AIM: Copy out each line of the data holding "Космонавтов".

Data entries:

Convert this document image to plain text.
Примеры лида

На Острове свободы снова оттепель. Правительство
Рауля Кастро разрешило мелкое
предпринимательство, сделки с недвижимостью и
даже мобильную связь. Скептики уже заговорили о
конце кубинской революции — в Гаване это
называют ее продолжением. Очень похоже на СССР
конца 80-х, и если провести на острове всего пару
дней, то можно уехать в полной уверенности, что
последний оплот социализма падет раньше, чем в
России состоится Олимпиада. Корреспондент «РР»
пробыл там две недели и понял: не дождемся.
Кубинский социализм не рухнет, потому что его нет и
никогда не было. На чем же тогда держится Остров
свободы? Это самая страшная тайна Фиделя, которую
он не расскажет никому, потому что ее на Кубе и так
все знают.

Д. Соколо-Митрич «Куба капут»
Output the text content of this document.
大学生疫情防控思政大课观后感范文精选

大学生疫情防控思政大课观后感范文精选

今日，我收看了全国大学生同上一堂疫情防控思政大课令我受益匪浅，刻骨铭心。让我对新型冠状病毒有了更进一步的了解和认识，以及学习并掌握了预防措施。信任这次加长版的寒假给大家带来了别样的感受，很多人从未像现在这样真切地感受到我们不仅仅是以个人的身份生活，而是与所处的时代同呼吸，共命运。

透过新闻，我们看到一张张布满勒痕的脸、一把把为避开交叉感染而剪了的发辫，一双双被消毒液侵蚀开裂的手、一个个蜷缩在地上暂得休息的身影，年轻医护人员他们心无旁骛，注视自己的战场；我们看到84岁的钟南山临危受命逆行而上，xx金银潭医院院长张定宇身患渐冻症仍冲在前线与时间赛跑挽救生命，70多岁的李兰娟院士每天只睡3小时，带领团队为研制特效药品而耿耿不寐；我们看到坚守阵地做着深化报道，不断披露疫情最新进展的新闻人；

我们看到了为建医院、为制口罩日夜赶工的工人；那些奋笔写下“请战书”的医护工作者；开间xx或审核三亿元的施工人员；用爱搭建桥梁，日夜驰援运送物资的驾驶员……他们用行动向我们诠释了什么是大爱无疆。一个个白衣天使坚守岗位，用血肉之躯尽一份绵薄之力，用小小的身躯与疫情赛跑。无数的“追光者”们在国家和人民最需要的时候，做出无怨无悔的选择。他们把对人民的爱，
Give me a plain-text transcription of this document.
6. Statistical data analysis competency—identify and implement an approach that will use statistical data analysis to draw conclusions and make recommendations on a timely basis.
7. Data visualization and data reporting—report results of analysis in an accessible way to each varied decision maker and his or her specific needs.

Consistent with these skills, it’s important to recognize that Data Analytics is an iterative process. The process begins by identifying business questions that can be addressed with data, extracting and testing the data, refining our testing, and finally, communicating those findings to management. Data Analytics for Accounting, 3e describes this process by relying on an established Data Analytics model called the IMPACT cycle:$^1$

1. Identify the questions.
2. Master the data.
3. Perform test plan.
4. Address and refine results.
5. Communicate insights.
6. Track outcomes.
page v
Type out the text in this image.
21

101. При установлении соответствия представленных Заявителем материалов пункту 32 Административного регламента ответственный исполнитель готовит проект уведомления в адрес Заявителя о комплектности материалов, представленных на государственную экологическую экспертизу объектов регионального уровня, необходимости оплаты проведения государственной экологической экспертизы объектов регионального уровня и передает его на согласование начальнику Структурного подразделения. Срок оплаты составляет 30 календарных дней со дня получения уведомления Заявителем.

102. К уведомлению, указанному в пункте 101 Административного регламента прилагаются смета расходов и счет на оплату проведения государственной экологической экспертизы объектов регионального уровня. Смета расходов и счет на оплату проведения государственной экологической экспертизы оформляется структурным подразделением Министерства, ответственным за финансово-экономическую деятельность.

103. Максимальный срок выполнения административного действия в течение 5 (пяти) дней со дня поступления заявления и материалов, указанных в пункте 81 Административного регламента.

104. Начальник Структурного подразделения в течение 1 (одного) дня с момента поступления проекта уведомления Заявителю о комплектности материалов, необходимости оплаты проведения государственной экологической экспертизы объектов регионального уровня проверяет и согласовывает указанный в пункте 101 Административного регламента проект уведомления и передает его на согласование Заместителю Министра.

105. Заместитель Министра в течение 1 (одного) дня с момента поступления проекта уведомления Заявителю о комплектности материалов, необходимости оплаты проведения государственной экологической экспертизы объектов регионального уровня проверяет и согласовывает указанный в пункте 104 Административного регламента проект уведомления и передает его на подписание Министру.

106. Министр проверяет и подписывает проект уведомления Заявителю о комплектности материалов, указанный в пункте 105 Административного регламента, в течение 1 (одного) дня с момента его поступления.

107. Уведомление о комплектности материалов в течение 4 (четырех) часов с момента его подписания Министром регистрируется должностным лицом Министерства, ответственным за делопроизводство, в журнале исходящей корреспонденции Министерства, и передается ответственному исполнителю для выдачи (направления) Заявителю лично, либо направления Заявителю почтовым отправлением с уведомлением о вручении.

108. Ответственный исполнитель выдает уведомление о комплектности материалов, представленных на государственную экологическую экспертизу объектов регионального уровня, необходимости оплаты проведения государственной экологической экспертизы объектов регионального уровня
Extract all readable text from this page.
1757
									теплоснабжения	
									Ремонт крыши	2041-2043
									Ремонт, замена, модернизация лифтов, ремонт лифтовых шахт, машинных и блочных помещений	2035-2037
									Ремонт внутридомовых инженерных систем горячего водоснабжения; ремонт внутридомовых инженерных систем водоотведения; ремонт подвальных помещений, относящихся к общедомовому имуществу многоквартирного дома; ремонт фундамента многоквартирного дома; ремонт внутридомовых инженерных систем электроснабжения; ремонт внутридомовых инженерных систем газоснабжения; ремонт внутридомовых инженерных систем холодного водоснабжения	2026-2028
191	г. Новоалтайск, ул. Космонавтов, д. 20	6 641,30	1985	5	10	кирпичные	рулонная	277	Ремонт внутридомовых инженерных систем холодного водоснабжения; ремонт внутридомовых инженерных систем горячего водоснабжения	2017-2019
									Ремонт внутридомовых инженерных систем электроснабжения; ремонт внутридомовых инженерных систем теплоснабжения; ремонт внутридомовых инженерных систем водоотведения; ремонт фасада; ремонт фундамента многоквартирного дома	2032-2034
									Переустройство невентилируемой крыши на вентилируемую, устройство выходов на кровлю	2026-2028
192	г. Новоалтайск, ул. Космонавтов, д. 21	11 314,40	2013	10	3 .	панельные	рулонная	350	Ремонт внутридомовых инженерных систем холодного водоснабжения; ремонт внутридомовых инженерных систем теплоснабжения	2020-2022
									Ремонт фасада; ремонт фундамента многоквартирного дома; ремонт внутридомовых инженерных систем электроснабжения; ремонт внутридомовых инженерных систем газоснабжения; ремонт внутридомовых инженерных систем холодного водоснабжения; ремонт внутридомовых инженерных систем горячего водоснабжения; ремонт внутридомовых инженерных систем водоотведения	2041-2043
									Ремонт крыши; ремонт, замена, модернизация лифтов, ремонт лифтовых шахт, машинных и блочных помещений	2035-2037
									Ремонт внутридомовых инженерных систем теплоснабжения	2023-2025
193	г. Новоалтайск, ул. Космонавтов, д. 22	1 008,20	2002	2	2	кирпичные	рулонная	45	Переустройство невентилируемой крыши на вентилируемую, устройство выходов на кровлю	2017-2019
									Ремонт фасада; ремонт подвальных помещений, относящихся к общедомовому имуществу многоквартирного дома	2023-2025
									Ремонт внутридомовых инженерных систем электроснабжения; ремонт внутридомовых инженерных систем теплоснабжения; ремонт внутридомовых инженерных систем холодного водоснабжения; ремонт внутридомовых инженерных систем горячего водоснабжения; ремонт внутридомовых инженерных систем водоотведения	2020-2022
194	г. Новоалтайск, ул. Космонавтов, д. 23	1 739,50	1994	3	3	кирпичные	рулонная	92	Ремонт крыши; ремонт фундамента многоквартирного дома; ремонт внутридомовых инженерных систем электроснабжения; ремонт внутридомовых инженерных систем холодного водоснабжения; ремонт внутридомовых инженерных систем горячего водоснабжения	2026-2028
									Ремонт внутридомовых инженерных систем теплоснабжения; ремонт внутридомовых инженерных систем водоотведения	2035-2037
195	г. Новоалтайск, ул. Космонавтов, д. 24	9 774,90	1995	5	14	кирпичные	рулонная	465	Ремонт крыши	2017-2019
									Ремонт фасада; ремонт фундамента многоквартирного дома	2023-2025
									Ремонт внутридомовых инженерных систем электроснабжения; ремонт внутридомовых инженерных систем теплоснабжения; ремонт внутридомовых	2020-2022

ANSWER FOR THIS EXERCISE:
191	г. Новоалтайск, ул. Космонавтов, д. 20	6 641,30	1985	5	10	кирпичные	рулонная	277	Ремонт внутридомовых инженерных систем холодного водоснабжения; ремонт внутридомовых инженерных систем горячего водоснабжения	2017-2019
192	г. Новоалтайск, ул. Космонавтов, д. 21	11 314,40	2013	10	3 .	панельные	рулонная	350	Ремонт внутридомовых инженерных систем холодного водоснабжения; ремонт внутридомовых инженерных систем теплоснабжения	2020-2022
193	г. Новоалтайск, ул. Космонавтов, д. 22	1 008,20	2002	2	2	кирпичные	рулонная	45	Переустройство невентилируемой крыши на вентилируемую, устройство выходов на кровлю	2017-2019
194	г. Новоалтайск, ул. Космонавтов, д. 23	1 739,50	1994	3	3	кирпичные	рулонная	92	Ремонт крыши; ремонт фундамента многоквартирного дома; ремонт внутридомовых инженерных систем электроснабжения; ремонт внутридомовых инженерных систем холодного водоснабжения; ремонт внутридомовых инженерных систем горячего водоснабжения	2026-2028
195	г. Новоалтайск, ул. Космонавтов, д. 24	9 774,90	1995	5	14	кирпичные	рулонная	465	Ремонт крыши	2017-2019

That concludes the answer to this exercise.